4. Image Storage Service
   • Manages the storage of image tiles using a distributed storage system (e.g., Amazon S3).
   • Handles storage of image metadata in a relational database (e.g., PostgreSQL with PostGIS).
   • Provides efficient read and write access to image files for the Tile Retrieval Service.
5. Authentication Service
   • Manages user authentication and issues JWT tokens.
   • Interacts with the Users table in the database to validate credentials and permissions.
6. Metadata Service
   • Provides metadata about stored images, such as region bounds, available zoom levels, and resolution.
   • Interacts with the Regions and Images tables in the database.
7. Distributed Cache
   • Caches frequently requested tiles to minimize database and storage system load.
   • Supports cache invalidation mechanisms to keep data consistent.
8. Content Delivery Network (CDN)
   • Caches image tiles at edge locations to minimize latency for global users.
   • Works in conjunction with the Tile Retrieval Service to deliver images quickly.

Design Flow

1. User Request Handling: All requests from clients are first routed through the API Gateway. The gateway handles authentication and then forwards the request to the appropriate service.

▶ **DATA ENTRIES**:
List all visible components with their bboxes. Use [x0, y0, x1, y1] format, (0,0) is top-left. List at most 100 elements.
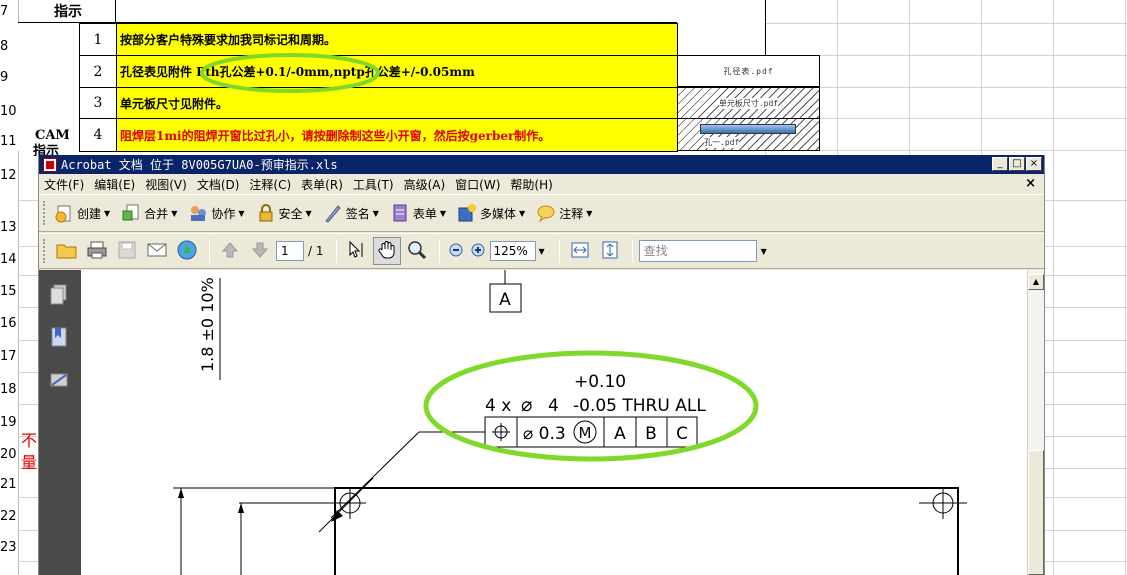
menu-comments[interactable]: 注释(C) [244, 176, 296, 193]
title-bar[interactable]: Acrobat 文档 位于 8V005G7UA0-预审指示.xls _ □ × [39, 155, 1044, 174]
row-header[interactable]: 7 [0, 0, 18, 23]
restore-button[interactable]: □ [1009, 157, 1025, 171]
close-button[interactable]: × [1026, 157, 1042, 171]
dropdown-arrow-icon: ▼ [439, 208, 447, 218]
menu-edit[interactable]: 编辑(E) [89, 176, 140, 193]
row-header[interactable]: 23 [0, 534, 18, 560]
row-header[interactable]: 11 [0, 128, 18, 154]
multimedia-icon [456, 202, 478, 224]
fit-page-button[interactable] [596, 237, 624, 265]
find-dropdown-icon[interactable]: ▼ [761, 247, 767, 256]
navigation-pane [39, 270, 81, 575]
minimize-button[interactable]: _ [992, 157, 1008, 171]
document-page[interactable]: A 1.8 ±0 10% +0.10 4 x ⌀ 4 -0.05 THRU AL… [81, 270, 1027, 575]
instructions-header[interactable]: 指示 [18, 0, 116, 23]
attachment-label: 单元板尺寸.pdf [718, 97, 779, 109]
text-cursor-icon [347, 240, 367, 263]
item-number[interactable]: 2 [79, 55, 117, 88]
forms-label: 表单 [412, 206, 437, 221]
row-header[interactable]: 19 [0, 409, 18, 435]
row-header[interactable]: 22 [0, 503, 18, 529]
menu-document[interactable]: 文档(D) [192, 176, 245, 193]
menu-tools[interactable]: 工具(T) [348, 176, 399, 193]
row-header[interactable]: 16 [0, 310, 18, 336]
pages-panel-icon[interactable] [49, 284, 69, 306]
row-header[interactable]: 15 [0, 278, 18, 304]
row-header[interactable]: 9 [0, 64, 18, 90]
scroll-up-icon[interactable]: ▲ [1028, 274, 1044, 290]
menu-forms[interactable]: 表单(R) [296, 176, 348, 193]
item-number[interactable]: 4 [79, 118, 117, 152]
item-number[interactable]: 3 [79, 87, 117, 119]
save-button[interactable] [113, 237, 141, 265]
row-header[interactable]: 14 [0, 246, 18, 272]
open-button[interactable] [53, 237, 81, 265]
toolbar-separator [335, 239, 337, 263]
hand-tool-button[interactable] [372, 237, 401, 265]
email-button[interactable] [143, 237, 171, 265]
print-button[interactable] [83, 237, 111, 265]
row-header[interactable]: 20 [0, 441, 18, 467]
navigation-toolbar: 1 / 1 125% ▼ 查找 ▼ [39, 233, 1044, 269]
attachment-object[interactable]: 单元板尺寸.pdf [677, 87, 820, 119]
item-number[interactable]: 1 [79, 23, 117, 56]
comment-button[interactable]: 注释 ▼ [535, 202, 592, 224]
zoom-dropdown-icon[interactable]: ▼ [539, 247, 545, 256]
item-text[interactable]: 阻焊层1mi的阻焊开窗比过孔小，请按删除制这些小开窗，然后按gerber制作。 [116, 118, 678, 152]
combine-button[interactable]: 合并 ▼ [120, 202, 177, 224]
forms-button[interactable]: 表单 ▼ [389, 202, 446, 224]
row-header[interactable]: 17 [0, 343, 18, 369]
bookmarks-panel-icon[interactable] [49, 326, 69, 348]
dropdown-arrow-icon: ▼ [519, 208, 526, 218]
zoom-out-button[interactable] [446, 237, 466, 265]
next-page-button[interactable] [246, 237, 274, 265]
row-header[interactable]: 13 [0, 214, 18, 240]
zoom-in-button[interactable] [468, 237, 488, 265]
document-close-icon[interactable]: × [1025, 176, 1036, 191]
collaborate-label: 协作 [211, 206, 236, 221]
toolbar-grip[interactable] [43, 239, 47, 263]
menu-advanced[interactable]: 高级(A) [399, 176, 451, 193]
acrobat-window[interactable]: Acrobat 文档 位于 8V005G7UA0-预审指示.xls _ □ × … [38, 155, 1045, 575]
fcf-modifier: M [579, 424, 592, 442]
arrow-down-icon [251, 241, 269, 262]
row-header[interactable]: 12 [0, 162, 18, 188]
select-tool-button[interactable] [343, 237, 371, 265]
row-header[interactable]: 18 [0, 376, 18, 402]
row-header[interactable]: 8 [0, 33, 18, 59]
toolbar-grip[interactable] [43, 201, 47, 225]
comment-icon [535, 202, 557, 224]
combine-icon [120, 202, 142, 224]
fit-width-icon [570, 240, 590, 263]
fit-width-button[interactable] [566, 237, 594, 265]
height-dimension-text: 1.8 ±0 10% [198, 277, 217, 372]
row-header[interactable]: 10 [0, 98, 18, 124]
header-blank-cell[interactable] [116, 0, 678, 23]
signatures-panel-icon[interactable] [49, 370, 69, 392]
security-button[interactable]: 安全 ▼ [255, 202, 312, 224]
collaborate-button[interactable]: 协作 ▼ [187, 202, 245, 224]
create-button[interactable]: 创建 ▼ [53, 202, 110, 224]
sign-button[interactable]: 签名 ▼ [322, 202, 379, 224]
zoom-tool-button[interactable] [403, 237, 431, 265]
web-button[interactable] [173, 237, 201, 265]
attachment-object[interactable]: 孔径表.pdf [677, 55, 820, 87]
mounting-hole [919, 487, 967, 519]
menu-file[interactable]: 文件(F) [39, 176, 89, 193]
multimedia-button[interactable]: 多媒体 ▼ [456, 202, 525, 224]
menu-window[interactable]: 窗口(W) [450, 176, 505, 193]
page-number-input[interactable]: 1 [276, 241, 304, 261]
find-input[interactable]: 查找 [638, 240, 757, 262]
attachment-object[interactable]: 孔一.pdf [677, 118, 820, 151]
arrow-up-icon [221, 241, 239, 262]
menu-help[interactable]: 帮助(H) [505, 176, 557, 193]
attachment-label: 孔径表.pdf [723, 66, 774, 76]
zoom-level-input[interactable]: 125% [489, 241, 536, 261]
scroll-thumb[interactable] [1028, 450, 1044, 575]
previous-page-button[interactable] [216, 237, 244, 265]
vertical-scrollbar[interactable]: ▲ [1027, 270, 1044, 575]
row-header[interactable]: 21 [0, 471, 18, 497]
attachment-column-top[interactable] [677, 0, 766, 55]
fcf-tolerance: ⌀ 0.3 [523, 424, 566, 444]
menu-view[interactable]: 视图(V) [140, 176, 192, 193]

▶ **PROBLEM REQUIREMENTS**: Extend the image tile service design past its final sentence by continuing its design flow. The data is not needed here.

▶ **RESPONSE**:
2. Tile Retrieval:
   • The Tile Retrieval Service first checks the Distributed Cache to see if the requested tile is available.
   • If the tile is not in the cache, the service fetches it from the Image Storage Service.
   • If the tile does not exist in storage, the request is forwarded to the Image Processing Service to generate it.
   • The Content Delivery Network (CDN) caches the tile at edge locations after it is retrieved, reducing latency for subsequent requests.
3. Metadata Retrieval: The Metadata Service retrieves information from the relational database (e.g., Regions and Images tables) to provide metadata for querying or filtering tiles.
4. Image Processing: New images are uploaded to the Object Storage by administrators. The Image Processing Service slices the images into tiles at multiple zoom levels and stores the processed tiles in the Image Storage Service.
5. User Authentication: User credentials are verified by the Authentication Service, which issues JWT tokens that the API Gateway uses for validating subsequent requests.

Request flows

Tile Retrieval Request

This flow describes how a user retrieves an image tile based on specific zoom level and tile coordinates.

Image Metadata Query

This flow covers a user querying metadata about images available for a specific region and zoom level.

User Authentication

This flow shows how a user logs in and obtains a JWT token for subsequent authenticated requests.

Detailed component design

Tile Retrieval Service

The Tile Retrieval Service is responsible for handling requests for image tiles based on zoom level and tile coordinates. It plays a crucial role in ensuring low-latency responses for user requests.

Key Responsibilities

1. Cache Lookup: Checks the distributed cache (e.g., Redis) to see if the requested tile is already cached.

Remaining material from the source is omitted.